RECORDS PROVIDED:
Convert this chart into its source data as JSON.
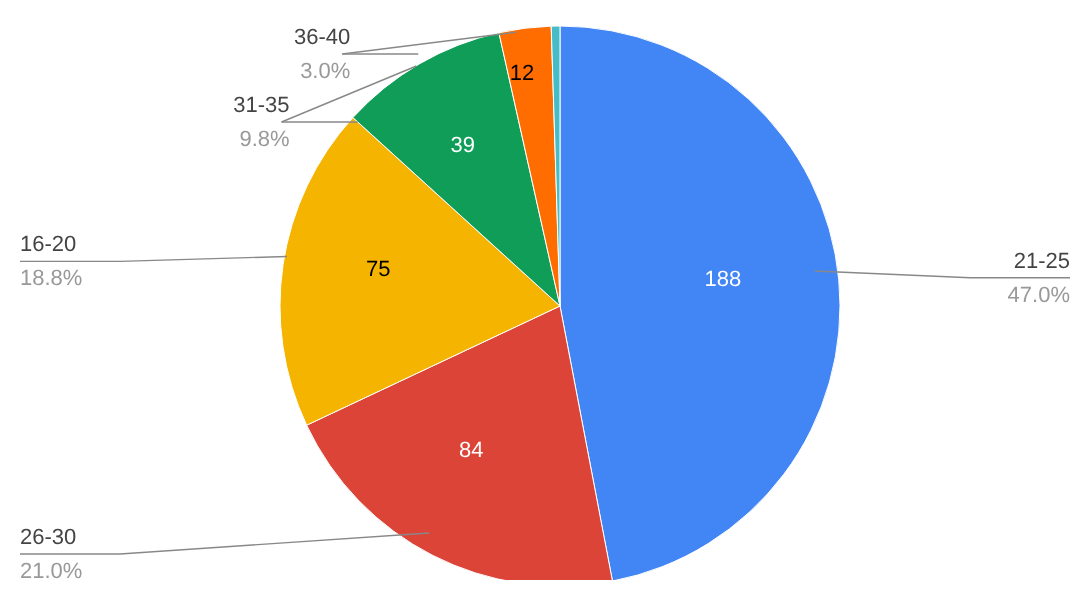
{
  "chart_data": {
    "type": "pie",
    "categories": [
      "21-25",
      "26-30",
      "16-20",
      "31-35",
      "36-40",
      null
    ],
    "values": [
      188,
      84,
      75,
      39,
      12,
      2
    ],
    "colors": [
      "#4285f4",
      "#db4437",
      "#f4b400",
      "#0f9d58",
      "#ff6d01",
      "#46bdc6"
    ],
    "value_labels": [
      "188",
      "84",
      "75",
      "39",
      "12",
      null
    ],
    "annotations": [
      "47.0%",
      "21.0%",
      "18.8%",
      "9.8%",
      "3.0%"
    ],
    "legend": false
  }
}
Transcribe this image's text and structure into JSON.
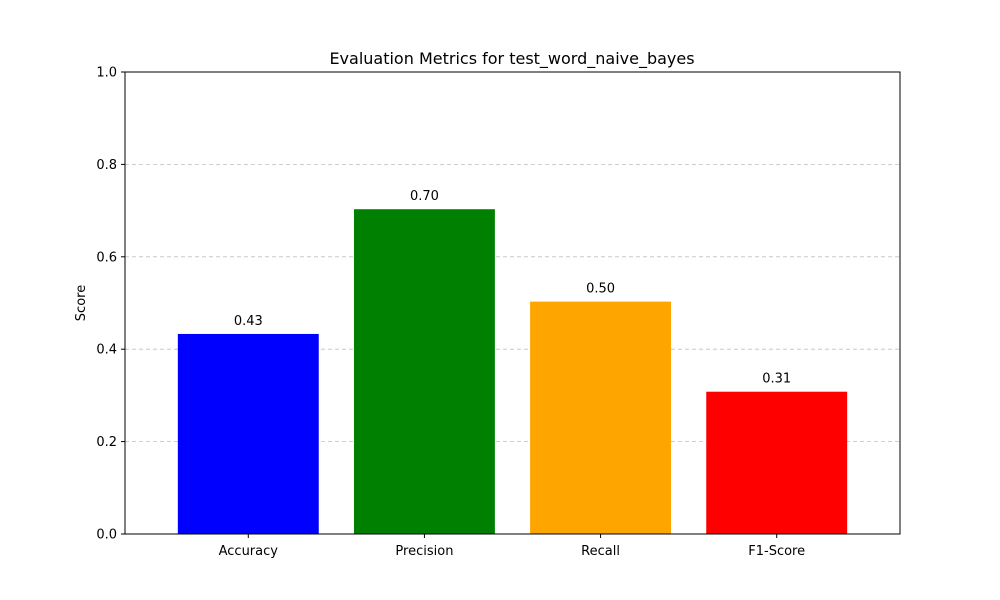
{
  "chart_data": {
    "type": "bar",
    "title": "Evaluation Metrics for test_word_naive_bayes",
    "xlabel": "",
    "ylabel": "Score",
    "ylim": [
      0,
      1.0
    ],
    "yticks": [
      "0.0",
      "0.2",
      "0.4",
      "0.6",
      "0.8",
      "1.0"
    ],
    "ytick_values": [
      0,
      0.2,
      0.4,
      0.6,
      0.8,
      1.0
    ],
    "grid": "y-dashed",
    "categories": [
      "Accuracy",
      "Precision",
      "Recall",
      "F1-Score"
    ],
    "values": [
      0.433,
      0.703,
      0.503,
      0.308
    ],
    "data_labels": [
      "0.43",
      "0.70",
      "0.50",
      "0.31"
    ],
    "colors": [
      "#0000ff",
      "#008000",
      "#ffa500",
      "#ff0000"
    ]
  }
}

JOB: Say how many lines in the records hold the string "JSON", and say nothing else.

CORRECT RESULT: 2